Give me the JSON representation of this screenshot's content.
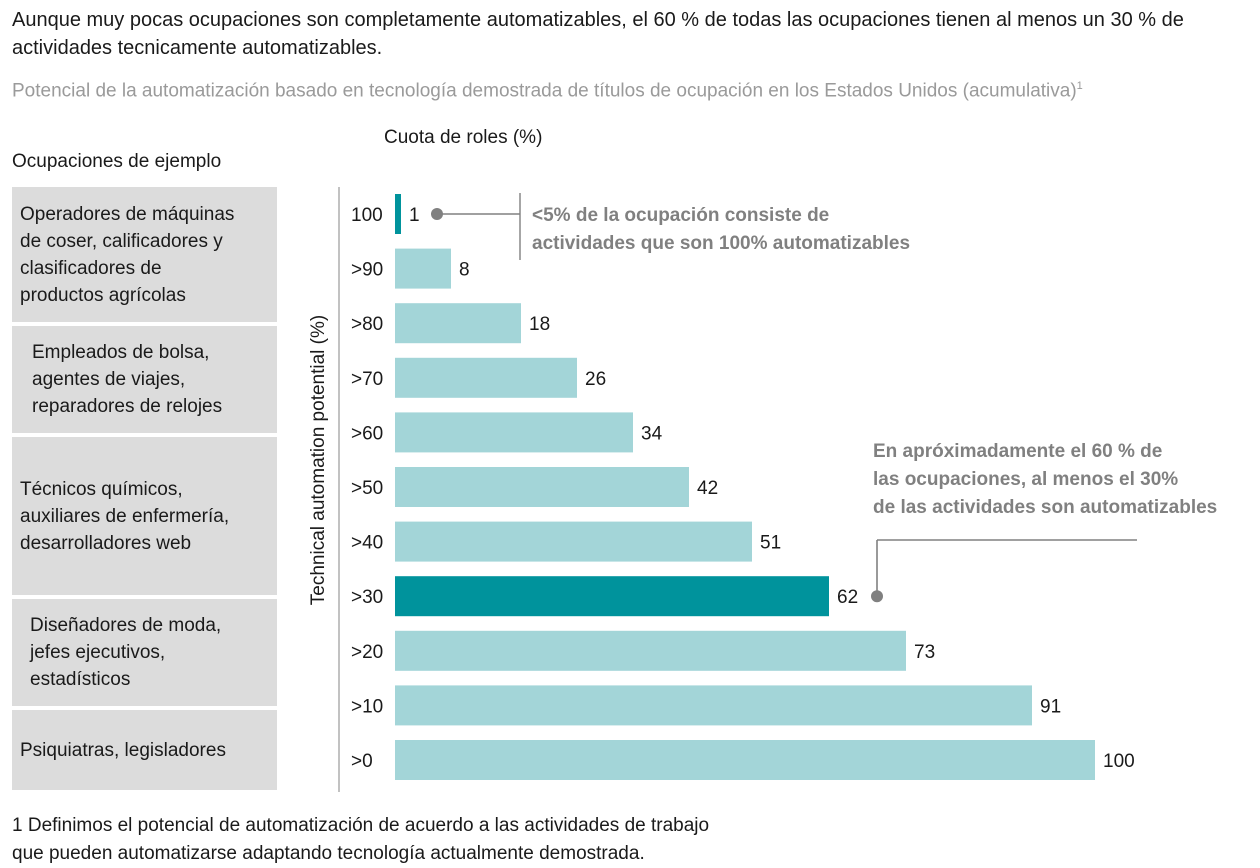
{
  "headline": "Aunque muy pocas ocupaciones son completamente automatizables, el 60 % de todas las ocupaciones tienen al menos un 30 % de actividades tecnicamente automatizables.",
  "subtitle": "Potencial de la automatización basado en tecnología demostrada de títulos de ocupación en los Estados Unidos (acumulativa)",
  "subtitle_footnote_mark": "1",
  "occupations_title": "Ocupaciones de ejemplo",
  "occupation_groups": [
    {
      "lines": [
        "Operadores de máquinas",
        "de coser, calificadores y",
        "clasificadores de",
        "productos agrícolas"
      ]
    },
    {
      "lines": [
        "Empleados de bolsa,",
        "agentes de viajes,",
        "reparadores de relojes"
      ]
    },
    {
      "lines": [
        "Técnicos químicos,",
        "auxiliares de enfermería,",
        "desarrolladores web"
      ]
    },
    {
      "lines": [
        "Diseñadores de moda,",
        "jefes ejecutivos,",
        "estadísticos"
      ]
    },
    {
      "lines": [
        "Psiquiatras, legisladores"
      ]
    }
  ],
  "footnote": [
    "1 Definimos el potencial de automatización de acuerdo a las actividades de trabajo",
    "que pueden automatizarse adaptando tecnología actualmente demostrada."
  ],
  "colors": {
    "bar": "#a3d5d8",
    "highlight": "#00939c",
    "annotation": "#808080",
    "axis": "#999999"
  },
  "chart_data": {
    "type": "bar",
    "orientation": "horizontal",
    "title": "Cuota de roles  (%)",
    "ylabel": "Technical automation potential (%)",
    "categories": [
      "100",
      ">90",
      ">80",
      ">70",
      ">60",
      ">50",
      ">40",
      ">30",
      ">20",
      ">10",
      ">0"
    ],
    "values": [
      1,
      8,
      18,
      26,
      34,
      42,
      51,
      62,
      73,
      91,
      100
    ],
    "highlighted": [
      "100",
      ">30"
    ],
    "xlim": [
      0,
      100
    ],
    "grid": false,
    "annotations": [
      {
        "category": "100",
        "lines": [
          "<5% de la ocupación consiste de",
          "actividades que son 100% automatizables"
        ]
      },
      {
        "category": ">30",
        "lines": [
          "En apróximadamente el 60 % de",
          "las ocupaciones, al menos el 30%",
          "de las actividades son automatizables"
        ]
      }
    ]
  }
}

□ □ □ □ □

→ Work to be completed
Leave out the pictures and transcribe the entries above exactly.

→ Solution
Give me the JSON representation of this screenshot's content.
{
  "headline": "Aunque muy pocas ocupaciones son completamente automatizables, el 60 % de todas las ocupaciones tienen al menos un 30 % de actividades tecnicamente automatizables.",
  "subtitle": "Potencial de la automatización basado en tecnología demostrada de títulos de ocupación en los Estados Unidos (acumulativa)",
  "subtitle_footnote_mark": "1",
  "occupations_title": "Ocupaciones de ejemplo",
  "occupation_groups": [
    {
      "lines": [
        "Operadores de máquinas",
        "de coser, calificadores y",
        "clasificadores de",
        "productos agrícolas"
      ]
    },
    {
      "lines": [
        "Empleados de bolsa,",
        "agentes de viajes,",
        "reparadores de relojes"
      ]
    },
    {
      "lines": [
        "Técnicos químicos,",
        "auxiliares de enfermería,",
        "desarrolladores web"
      ]
    },
    {
      "lines": [
        "Diseñadores de moda,",
        "jefes ejecutivos,",
        "estadísticos"
      ]
    },
    {
      "lines": [
        "Psiquiatras, legisladores"
      ]
    }
  ],
  "footnote": [
    "1 Definimos el potencial de automatización de acuerdo a las actividades de trabajo",
    "que pueden automatizarse adaptando tecnología actualmente demostrada."
  ],
  "colors": {
    "bar": "#a3d5d8",
    "highlight": "#00939c",
    "annotation": "#808080",
    "axis": "#999999"
  },
  "chart_data": {
    "type": "bar",
    "orientation": "horizontal",
    "title": "Cuota de roles  (%)",
    "ylabel": "Technical automation potential (%)",
    "categories": [
      "100",
      ">90",
      ">80",
      ">70",
      ">60",
      ">50",
      ">40",
      ">30",
      ">20",
      ">10",
      ">0"
    ],
    "values": [
      1,
      8,
      18,
      26,
      34,
      42,
      51,
      62,
      73,
      91,
      100
    ],
    "highlighted": [
      "100",
      ">30"
    ],
    "xlim": [
      0,
      100
    ],
    "grid": false,
    "annotations": [
      {
        "category": "100",
        "lines": [
          "<5% de la ocupación consiste de",
          "actividades que son 100% automatizables"
        ]
      },
      {
        "category": ">30",
        "lines": [
          "En apróximadamente el 60 % de",
          "las ocupaciones, al menos el 30%",
          "de las actividades son automatizables"
        ]
      }
    ]
  }
}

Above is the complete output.